-- START --

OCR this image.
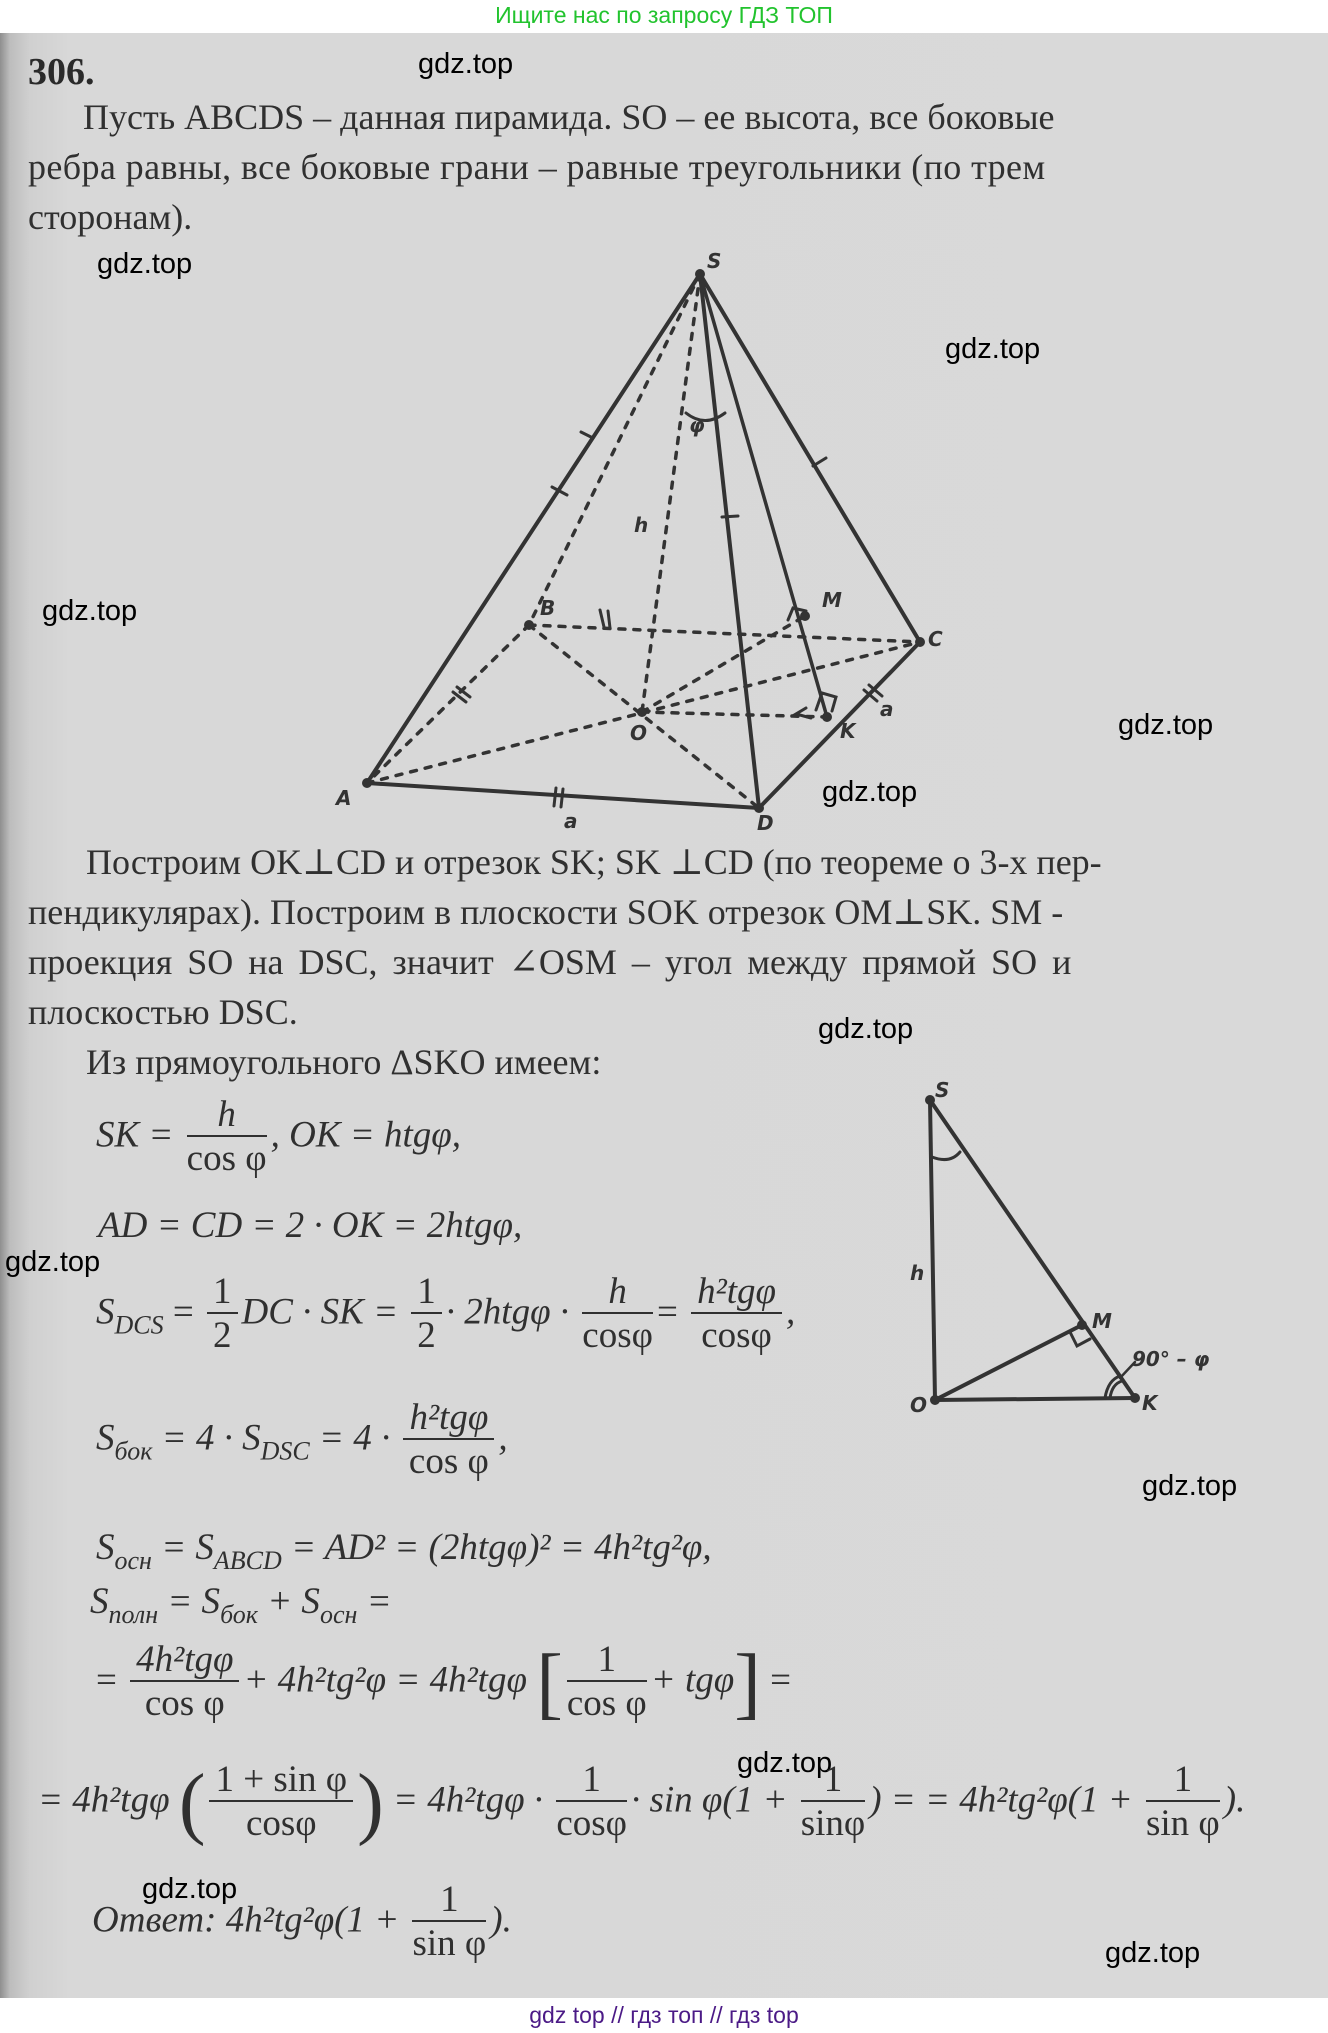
Ищите нас по запросу ГДЗ ТОП
gdz.top
gdz.top
gdz.top
gdz.top
gdz.top
gdz.top
gdz.top
gdz.top
gdz.top
gdz.top
gdz.top
gdz.top
306.
Пусть ABCDS – данная пирамида. SO – ее высота, все боковые
ребра равны, все боковые грани – равные треугольники (по трем
сторонам).
S
A
B
C
D
O	K
M
h
φ
a
a
Построим OK⊥CD и отрезок SK; SK ⊥CD (по теореме о 3-х пер-
пендикулярах). Построим в плоскости SOK отрезок OM⊥SK. SM -
проекция SO на DSC, значит ∠OSM – угол между прямой SO и
плоскостью DSC.
Из прямоугольного ΔSKO имеем:
S
O	K
M
h
90° – φ
SK = $\frac{h}{\text{cos φ}}$ , OK = htgφ,
AD = CD = 2 · OK = 2htgφ,
$S_{DCS} = \frac{1}{2}$ DC · SK = $\frac{1}{2} \cdot 2htg\varphi \cdot \frac{h}{\cos\varphi} = \frac{\text{h²tgφ}}{\cos\varphi}$ ,
$S_{бок} = 4 \cdot S_{DSC} = 4 \cdot \frac{\text{h²tgφ}}{\text{cos φ}}$ ,
$S_{осн} = S_{ABCD} = AD^2 = (2htg\varphi)^2 = 4h^2tg^2\varphi$,
$S_{полн} = S_{бок} + S_{осн}$ =
= $\frac{\text{4h²tgφ}}{\text{cos φ}} + 4h^2tg^2\varphi = 4h^2tg\varphi$ [ $\frac{1}{\text{cos φ}} + tg\varphi$] =
= 4h²tgφ ( $\frac{\text{1 + sin φ}}{\cos\varphi}$ ) = $4h^2tg\varphi \cdot \frac{1}{\cos\varphi} \cdot \sin \varphi(1 + \frac{1}{\sin\varphi}$ ) = = $4h^2tg^2\varphi(1 + \frac{1}{\text{sin φ}}$ ).
Ответ: $4h^2tg^2\varphi(1 + \frac{1}{\text{sin φ}}$ ).
gdz top // гдз топ // гдз top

-- END --

▶ _TASK STATEMENT_
Check every line for "боковые" and show the ones that have it.

▶ _ANSWER TO THIS TASK_
Пусть ABCDS – данная пирамида. SO – ее высота, все боковые
ребра равны, все боковые грани – равные треугольники (по трем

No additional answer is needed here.